Output nothing but the number of lines that include the word "للبائع".

Data records:
====
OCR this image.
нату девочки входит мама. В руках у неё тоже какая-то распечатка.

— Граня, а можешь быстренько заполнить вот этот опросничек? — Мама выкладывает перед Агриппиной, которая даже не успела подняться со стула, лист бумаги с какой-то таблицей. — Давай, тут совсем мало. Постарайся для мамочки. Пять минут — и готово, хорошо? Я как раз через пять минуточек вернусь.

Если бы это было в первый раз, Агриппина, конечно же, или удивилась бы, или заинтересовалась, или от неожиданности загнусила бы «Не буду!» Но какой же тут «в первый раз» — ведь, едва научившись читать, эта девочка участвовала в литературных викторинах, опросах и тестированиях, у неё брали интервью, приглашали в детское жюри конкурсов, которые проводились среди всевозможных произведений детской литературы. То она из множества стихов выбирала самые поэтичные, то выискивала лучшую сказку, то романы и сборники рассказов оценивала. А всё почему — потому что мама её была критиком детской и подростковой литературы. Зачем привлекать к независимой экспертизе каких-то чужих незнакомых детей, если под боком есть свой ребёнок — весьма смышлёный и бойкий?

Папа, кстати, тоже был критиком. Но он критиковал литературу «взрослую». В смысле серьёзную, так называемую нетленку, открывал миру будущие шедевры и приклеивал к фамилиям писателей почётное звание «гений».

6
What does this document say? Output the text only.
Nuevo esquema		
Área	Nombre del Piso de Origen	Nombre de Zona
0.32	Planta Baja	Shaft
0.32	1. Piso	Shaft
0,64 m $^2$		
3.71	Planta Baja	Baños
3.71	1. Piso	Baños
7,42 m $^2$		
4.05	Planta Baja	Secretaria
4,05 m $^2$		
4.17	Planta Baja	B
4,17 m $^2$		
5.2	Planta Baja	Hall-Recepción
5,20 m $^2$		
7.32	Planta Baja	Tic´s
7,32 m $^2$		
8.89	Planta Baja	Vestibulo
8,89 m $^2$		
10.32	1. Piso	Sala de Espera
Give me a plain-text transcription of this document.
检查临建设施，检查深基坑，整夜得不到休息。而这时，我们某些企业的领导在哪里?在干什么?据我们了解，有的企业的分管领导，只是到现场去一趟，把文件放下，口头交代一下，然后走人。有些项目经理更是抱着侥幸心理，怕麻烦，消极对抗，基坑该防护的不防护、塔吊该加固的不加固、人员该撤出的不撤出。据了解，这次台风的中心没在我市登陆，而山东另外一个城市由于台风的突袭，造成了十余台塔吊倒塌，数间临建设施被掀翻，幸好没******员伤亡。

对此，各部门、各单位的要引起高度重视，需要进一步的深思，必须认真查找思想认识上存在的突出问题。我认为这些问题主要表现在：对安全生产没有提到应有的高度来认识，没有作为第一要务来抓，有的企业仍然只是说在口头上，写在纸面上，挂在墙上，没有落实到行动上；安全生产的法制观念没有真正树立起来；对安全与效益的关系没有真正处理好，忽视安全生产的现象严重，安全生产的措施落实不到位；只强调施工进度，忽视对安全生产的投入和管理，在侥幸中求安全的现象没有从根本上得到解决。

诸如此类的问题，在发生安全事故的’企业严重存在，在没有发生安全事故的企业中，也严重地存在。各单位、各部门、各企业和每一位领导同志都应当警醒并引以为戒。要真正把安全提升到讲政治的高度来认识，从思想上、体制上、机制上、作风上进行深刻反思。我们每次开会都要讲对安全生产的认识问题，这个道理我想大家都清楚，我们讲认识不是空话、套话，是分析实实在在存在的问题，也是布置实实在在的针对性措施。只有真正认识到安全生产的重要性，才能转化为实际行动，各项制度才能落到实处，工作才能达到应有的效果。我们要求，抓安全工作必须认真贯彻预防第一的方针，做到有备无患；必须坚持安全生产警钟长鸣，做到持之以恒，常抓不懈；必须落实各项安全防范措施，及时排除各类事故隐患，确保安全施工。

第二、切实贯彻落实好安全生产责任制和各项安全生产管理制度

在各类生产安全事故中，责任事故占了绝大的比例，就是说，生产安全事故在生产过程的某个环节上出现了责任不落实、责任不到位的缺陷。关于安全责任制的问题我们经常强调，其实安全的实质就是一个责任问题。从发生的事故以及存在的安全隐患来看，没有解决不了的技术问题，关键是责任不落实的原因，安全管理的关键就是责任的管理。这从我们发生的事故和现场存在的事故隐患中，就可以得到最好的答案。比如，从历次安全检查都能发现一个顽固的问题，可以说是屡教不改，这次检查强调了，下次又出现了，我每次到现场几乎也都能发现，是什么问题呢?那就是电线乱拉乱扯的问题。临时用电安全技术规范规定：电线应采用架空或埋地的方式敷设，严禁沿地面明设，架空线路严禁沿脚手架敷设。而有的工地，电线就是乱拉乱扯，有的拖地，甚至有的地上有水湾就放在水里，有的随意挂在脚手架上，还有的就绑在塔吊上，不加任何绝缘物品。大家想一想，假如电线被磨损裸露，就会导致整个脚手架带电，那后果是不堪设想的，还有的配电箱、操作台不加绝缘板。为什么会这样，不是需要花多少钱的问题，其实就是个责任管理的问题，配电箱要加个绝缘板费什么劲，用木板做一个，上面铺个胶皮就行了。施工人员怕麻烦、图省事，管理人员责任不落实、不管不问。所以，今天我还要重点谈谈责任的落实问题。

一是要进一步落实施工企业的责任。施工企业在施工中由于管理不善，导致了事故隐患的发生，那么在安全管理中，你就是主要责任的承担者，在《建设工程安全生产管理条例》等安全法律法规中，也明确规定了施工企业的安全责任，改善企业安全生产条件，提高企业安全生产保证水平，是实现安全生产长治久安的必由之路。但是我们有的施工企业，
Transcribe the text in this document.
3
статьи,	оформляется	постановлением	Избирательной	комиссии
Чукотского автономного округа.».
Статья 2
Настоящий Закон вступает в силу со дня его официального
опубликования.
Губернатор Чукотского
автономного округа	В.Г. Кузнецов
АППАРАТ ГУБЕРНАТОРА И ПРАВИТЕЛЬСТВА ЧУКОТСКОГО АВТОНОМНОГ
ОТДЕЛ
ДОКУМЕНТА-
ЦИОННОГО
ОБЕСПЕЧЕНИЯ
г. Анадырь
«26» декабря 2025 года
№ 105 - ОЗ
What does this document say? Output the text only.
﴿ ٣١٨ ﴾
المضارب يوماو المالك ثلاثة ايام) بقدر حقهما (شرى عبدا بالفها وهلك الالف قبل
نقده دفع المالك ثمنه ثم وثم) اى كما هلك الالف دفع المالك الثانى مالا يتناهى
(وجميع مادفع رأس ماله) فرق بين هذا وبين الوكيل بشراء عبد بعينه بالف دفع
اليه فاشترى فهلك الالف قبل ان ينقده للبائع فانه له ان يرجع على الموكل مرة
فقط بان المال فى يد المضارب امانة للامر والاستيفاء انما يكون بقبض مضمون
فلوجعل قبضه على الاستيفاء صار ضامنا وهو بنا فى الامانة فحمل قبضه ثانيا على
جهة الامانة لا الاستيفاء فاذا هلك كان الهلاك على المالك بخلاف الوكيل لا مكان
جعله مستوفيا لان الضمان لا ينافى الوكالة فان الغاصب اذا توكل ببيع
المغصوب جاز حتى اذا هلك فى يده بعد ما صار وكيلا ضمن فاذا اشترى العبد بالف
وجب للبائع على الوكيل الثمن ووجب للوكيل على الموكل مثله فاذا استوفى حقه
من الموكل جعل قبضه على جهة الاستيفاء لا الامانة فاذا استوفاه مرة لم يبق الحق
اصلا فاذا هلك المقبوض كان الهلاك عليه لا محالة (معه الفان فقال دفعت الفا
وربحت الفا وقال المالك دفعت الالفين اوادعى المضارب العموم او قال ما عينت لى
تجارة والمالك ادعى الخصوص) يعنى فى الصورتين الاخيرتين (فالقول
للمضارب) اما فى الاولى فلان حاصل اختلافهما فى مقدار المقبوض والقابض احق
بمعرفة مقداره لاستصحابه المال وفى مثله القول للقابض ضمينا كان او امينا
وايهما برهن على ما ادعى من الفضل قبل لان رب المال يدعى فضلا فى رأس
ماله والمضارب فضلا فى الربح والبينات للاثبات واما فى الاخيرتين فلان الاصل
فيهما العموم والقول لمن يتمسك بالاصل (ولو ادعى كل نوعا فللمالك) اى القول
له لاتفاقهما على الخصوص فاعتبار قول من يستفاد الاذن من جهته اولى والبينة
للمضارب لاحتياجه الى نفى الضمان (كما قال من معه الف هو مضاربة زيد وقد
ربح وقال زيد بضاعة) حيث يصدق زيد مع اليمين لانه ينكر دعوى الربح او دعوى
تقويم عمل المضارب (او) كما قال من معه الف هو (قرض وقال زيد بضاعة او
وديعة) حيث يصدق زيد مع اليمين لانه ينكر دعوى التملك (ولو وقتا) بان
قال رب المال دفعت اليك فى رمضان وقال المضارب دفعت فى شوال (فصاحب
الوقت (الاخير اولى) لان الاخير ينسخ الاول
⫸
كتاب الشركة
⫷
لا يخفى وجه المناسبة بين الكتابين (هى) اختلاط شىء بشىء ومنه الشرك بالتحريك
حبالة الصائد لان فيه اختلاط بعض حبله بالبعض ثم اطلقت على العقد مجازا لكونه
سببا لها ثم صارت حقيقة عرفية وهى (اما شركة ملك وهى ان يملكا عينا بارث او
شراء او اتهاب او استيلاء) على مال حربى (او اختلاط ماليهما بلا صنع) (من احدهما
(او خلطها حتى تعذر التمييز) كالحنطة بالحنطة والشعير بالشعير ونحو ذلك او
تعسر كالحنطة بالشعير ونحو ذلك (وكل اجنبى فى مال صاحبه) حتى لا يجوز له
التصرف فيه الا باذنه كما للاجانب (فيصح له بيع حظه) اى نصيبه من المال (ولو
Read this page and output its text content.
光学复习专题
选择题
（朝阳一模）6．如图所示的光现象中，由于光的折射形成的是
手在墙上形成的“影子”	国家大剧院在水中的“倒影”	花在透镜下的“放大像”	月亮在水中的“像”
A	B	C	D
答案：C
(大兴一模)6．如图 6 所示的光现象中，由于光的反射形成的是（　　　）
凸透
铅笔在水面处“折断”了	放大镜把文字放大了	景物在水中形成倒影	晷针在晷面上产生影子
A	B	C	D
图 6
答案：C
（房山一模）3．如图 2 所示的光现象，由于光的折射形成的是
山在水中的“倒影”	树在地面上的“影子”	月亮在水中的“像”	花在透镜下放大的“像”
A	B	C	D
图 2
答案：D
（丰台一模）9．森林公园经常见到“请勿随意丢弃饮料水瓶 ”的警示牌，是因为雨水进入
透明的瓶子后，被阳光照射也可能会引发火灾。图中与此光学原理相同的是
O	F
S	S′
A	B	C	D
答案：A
====
Response to the exercise: 2